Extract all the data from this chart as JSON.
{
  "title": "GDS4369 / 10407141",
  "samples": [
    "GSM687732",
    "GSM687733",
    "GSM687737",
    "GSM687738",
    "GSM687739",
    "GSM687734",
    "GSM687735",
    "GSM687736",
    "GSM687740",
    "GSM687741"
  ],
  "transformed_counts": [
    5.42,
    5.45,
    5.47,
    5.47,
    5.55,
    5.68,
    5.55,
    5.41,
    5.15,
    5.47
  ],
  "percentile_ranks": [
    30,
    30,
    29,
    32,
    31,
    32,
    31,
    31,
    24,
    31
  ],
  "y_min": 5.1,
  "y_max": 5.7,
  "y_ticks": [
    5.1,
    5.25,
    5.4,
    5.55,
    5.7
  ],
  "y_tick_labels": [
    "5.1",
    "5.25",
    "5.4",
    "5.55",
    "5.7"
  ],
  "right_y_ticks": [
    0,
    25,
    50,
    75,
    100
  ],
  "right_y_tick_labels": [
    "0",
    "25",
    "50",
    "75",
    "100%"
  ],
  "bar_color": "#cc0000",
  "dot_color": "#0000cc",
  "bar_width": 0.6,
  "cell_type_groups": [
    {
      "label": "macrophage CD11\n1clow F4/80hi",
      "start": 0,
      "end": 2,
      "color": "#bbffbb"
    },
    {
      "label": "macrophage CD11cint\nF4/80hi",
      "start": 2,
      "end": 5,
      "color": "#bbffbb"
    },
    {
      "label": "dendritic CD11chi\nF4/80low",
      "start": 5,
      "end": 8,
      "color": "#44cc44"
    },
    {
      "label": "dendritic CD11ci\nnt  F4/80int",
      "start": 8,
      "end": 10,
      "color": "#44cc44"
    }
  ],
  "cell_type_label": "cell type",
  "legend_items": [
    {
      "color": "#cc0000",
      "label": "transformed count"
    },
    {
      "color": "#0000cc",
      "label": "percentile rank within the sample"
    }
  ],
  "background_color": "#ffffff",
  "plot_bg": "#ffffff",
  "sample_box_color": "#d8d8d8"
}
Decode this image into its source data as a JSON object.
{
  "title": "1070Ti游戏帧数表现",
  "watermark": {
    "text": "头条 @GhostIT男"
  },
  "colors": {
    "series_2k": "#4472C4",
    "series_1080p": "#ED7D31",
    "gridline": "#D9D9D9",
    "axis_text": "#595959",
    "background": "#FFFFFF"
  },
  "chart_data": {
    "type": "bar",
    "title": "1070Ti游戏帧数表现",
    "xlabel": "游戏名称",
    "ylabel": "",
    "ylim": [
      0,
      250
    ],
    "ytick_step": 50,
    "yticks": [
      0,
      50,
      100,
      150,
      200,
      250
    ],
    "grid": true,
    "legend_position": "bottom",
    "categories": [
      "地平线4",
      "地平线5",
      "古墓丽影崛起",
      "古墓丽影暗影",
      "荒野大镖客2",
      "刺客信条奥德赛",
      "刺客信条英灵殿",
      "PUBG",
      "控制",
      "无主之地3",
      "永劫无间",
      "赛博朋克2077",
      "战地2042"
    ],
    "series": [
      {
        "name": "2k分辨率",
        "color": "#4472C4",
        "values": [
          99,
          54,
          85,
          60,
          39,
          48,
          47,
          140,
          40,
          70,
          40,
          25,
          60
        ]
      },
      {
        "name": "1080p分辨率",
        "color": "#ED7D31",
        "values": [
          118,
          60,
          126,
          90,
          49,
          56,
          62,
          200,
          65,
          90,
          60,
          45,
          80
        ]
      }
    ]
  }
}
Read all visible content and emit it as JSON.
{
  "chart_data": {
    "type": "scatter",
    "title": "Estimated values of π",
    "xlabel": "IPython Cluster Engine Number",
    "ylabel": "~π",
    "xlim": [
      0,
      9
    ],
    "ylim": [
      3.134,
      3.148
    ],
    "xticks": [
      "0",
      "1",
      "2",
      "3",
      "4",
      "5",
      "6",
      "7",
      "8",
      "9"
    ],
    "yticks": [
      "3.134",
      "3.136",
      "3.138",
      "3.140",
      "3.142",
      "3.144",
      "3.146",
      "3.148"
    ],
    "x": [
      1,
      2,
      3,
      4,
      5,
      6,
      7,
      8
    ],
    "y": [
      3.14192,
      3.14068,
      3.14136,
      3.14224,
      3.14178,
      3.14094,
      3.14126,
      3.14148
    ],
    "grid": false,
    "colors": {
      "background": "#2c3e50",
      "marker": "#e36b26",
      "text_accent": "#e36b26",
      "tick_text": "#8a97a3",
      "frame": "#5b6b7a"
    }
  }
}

━━━━━━━━━━

▶ [Exercise directions]: Copy every line of the material, please, keeping it exactly the same.

▶ [Solution below]:
Extract all the data from this chart as JSON.
{
  "title": "GDS4369 / 10407141",
  "samples": [
    "GSM687732",
    "GSM687733",
    "GSM687737",
    "GSM687738",
    "GSM687739",
    "GSM687734",
    "GSM687735",
    "GSM687736",
    "GSM687740",
    "GSM687741"
  ],
  "transformed_counts": [
    5.42,
    5.45,
    5.47,
    5.47,
    5.55,
    5.68,
    5.55,
    5.41,
    5.15,
    5.47
  ],
  "percentile_ranks": [
    30,
    30,
    29,
    32,
    31,
    32,
    31,
    31,
    24,
    31
  ],
  "y_min": 5.1,
  "y_max": 5.7,
  "y_ticks": [
    5.1,
    5.25,
    5.4,
    5.55,
    5.7
  ],
  "y_tick_labels": [
    "5.1",
    "5.25",
    "5.4",
    "5.55",
    "5.7"
  ],
  "right_y_ticks": [
    0,
    25,
    50,
    75,
    100
  ],
  "right_y_tick_labels": [
    "0",
    "25",
    "50",
    "75",
    "100%"
  ],
  "bar_color": "#cc0000",
  "dot_color": "#0000cc",
  "bar_width": 0.6,
  "cell_type_groups": [
    {
      "label": "macrophage CD11\n1clow F4/80hi",
      "start": 0,
      "end": 2,
      "color": "#bbffbb"
    },
    {
      "label": "macrophage CD11cint\nF4/80hi",
      "start": 2,
      "end": 5,
      "color": "#bbffbb"
    },
    {
      "label": "dendritic CD11chi\nF4/80low",
      "start": 5,
      "end": 8,
      "color": "#44cc44"
    },
    {
      "label": "dendritic CD11ci\nnt  F4/80int",
      "start": 8,
      "end": 10,
      "color": "#44cc44"
    }
  ],
  "cell_type_label": "cell type",
  "legend_items": [
    {
      "color": "#cc0000",
      "label": "transformed count"
    },
    {
      "color": "#0000cc",
      "label": "percentile rank within the sample"
    }
  ],
  "background_color": "#ffffff",
  "plot_bg": "#ffffff",
  "sample_box_color": "#d8d8d8"
}
Decode this image into its source data as a JSON object.
{
  "title": "1070Ti游戏帧数表现",
  "watermark": {
    "text": "头条 @GhostIT男"
  },
  "colors": {
    "series_2k": "#4472C4",
    "series_1080p": "#ED7D31",
    "gridline": "#D9D9D9",
    "axis_text": "#595959",
    "background": "#FFFFFF"
  },
  "chart_data": {
    "type": "bar",
    "title": "1070Ti游戏帧数表现",
    "xlabel": "游戏名称",
    "ylabel": "",
    "ylim": [
      0,
      250
    ],
    "ytick_step": 50,
    "yticks": [
      0,
      50,
      100,
      150,
      200,
      250
    ],
    "grid": true,
    "legend_position": "bottom",
    "categories": [
      "地平线4",
      "地平线5",
      "古墓丽影崛起",
      "古墓丽影暗影",
      "荒野大镖客2",
      "刺客信条奥德赛",
      "刺客信条英灵殿",
      "PUBG",
      "控制",
      "无主之地3",
      "永劫无间",
      "赛博朋克2077",
      "战地2042"
    ],
    "series": [
      {
        "name": "2k分辨率",
        "color": "#4472C4",
        "values": [
          99,
          54,
          85,
          60,
          39,
          48,
          47,
          140,
          40,
          70,
          40,
          25,
          60
        ]
      },
      {
        "name": "1080p分辨率",
        "color": "#ED7D31",
        "values": [
          118,
          60,
          126,
          90,
          49,
          56,
          62,
          200,
          65,
          90,
          60,
          45,
          80
        ]
      }
    ]
  }
}
Read all visible content and emit it as JSON.
{
  "chart_data": {
    "type": "scatter",
    "title": "Estimated values of π",
    "xlabel": "IPython Cluster Engine Number",
    "ylabel": "~π",
    "xlim": [
      0,
      9
    ],
    "ylim": [
      3.134,
      3.148
    ],
    "xticks": [
      "0",
      "1",
      "2",
      "3",
      "4",
      "5",
      "6",
      "7",
      "8",
      "9"
    ],
    "yticks": [
      "3.134",
      "3.136",
      "3.138",
      "3.140",
      "3.142",
      "3.144",
      "3.146",
      "3.148"
    ],
    "x": [
      1,
      2,
      3,
      4,
      5,
      6,
      7,
      8
    ],
    "y": [
      3.14192,
      3.14068,
      3.14136,
      3.14224,
      3.14178,
      3.14094,
      3.14126,
      3.14148
    ],
    "grid": false,
    "colors": {
      "background": "#2c3e50",
      "marker": "#e36b26",
      "text_accent": "#e36b26",
      "tick_text": "#8a97a3",
      "frame": "#5b6b7a"
    }
  }
}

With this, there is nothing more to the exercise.